"""
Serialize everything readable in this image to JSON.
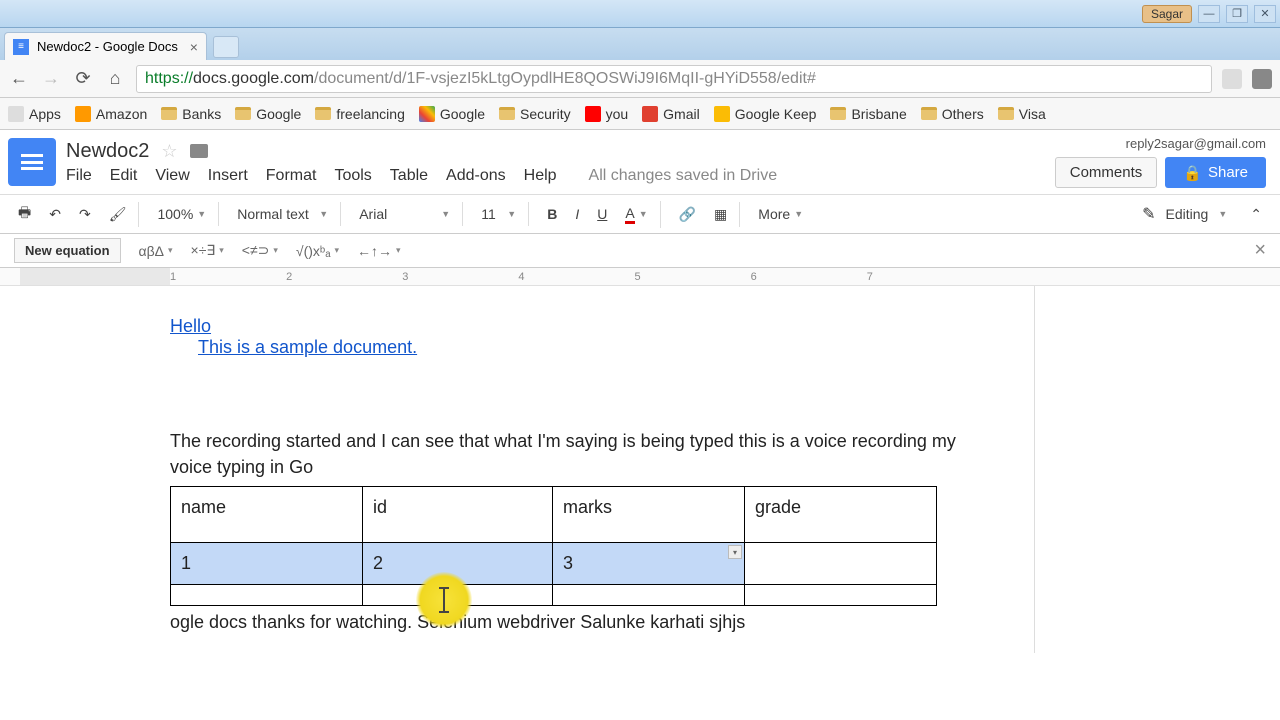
{
  "browser": {
    "os_user": "Sagar",
    "tab_title": "Newdoc2 - Google Docs",
    "url_proto": "https://",
    "url_host": "docs.google.com",
    "url_path": "/document/d/1F-vsjezI5kLtgOypdlHE8QOSWiJ9I6MqII-gHYiD558/edit#",
    "bookmarks": [
      "Apps",
      "Amazon",
      "Banks",
      "Google",
      "freelancing",
      "Google",
      "Security",
      "you",
      "Gmail",
      "Google Keep",
      "Brisbane",
      "Others",
      "Visa"
    ]
  },
  "docs": {
    "title": "Newdoc2",
    "email": "reply2sagar@gmail.com",
    "menus": [
      "File",
      "Edit",
      "View",
      "Insert",
      "Format",
      "Tools",
      "Table",
      "Add-ons",
      "Help"
    ],
    "saved_msg": "All changes saved in Drive",
    "comments_label": "Comments",
    "share_label": "Share",
    "zoom": "100%",
    "style": "Normal text",
    "font": "Arial",
    "size": "11",
    "more": "More",
    "mode": "Editing",
    "eq_new": "New equation",
    "eq_groups": [
      "αβΔ",
      "×÷∃",
      "<≠⊃",
      "√()xᵇₐ",
      "←↑→"
    ]
  },
  "content": {
    "link1": "Hello",
    "link2": "This is a sample document.",
    "para": "The recording started and I can see that what I'm saying is being typed this is a voice recording my voice typing in Go",
    "table": {
      "headers": [
        "name",
        "id",
        "marks",
        "grade"
      ],
      "rows": [
        [
          "1",
          "2",
          "3",
          ""
        ],
        [
          "",
          "",
          "",
          ""
        ]
      ]
    },
    "after": "ogle docs thanks for watching. Selenium webdriver  Salunke karhati  sjhjs"
  }
}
"""
▸ **Given problem**
Report the number of lines that include the string "document"; return nothing but the count.

▸ **Task result**
2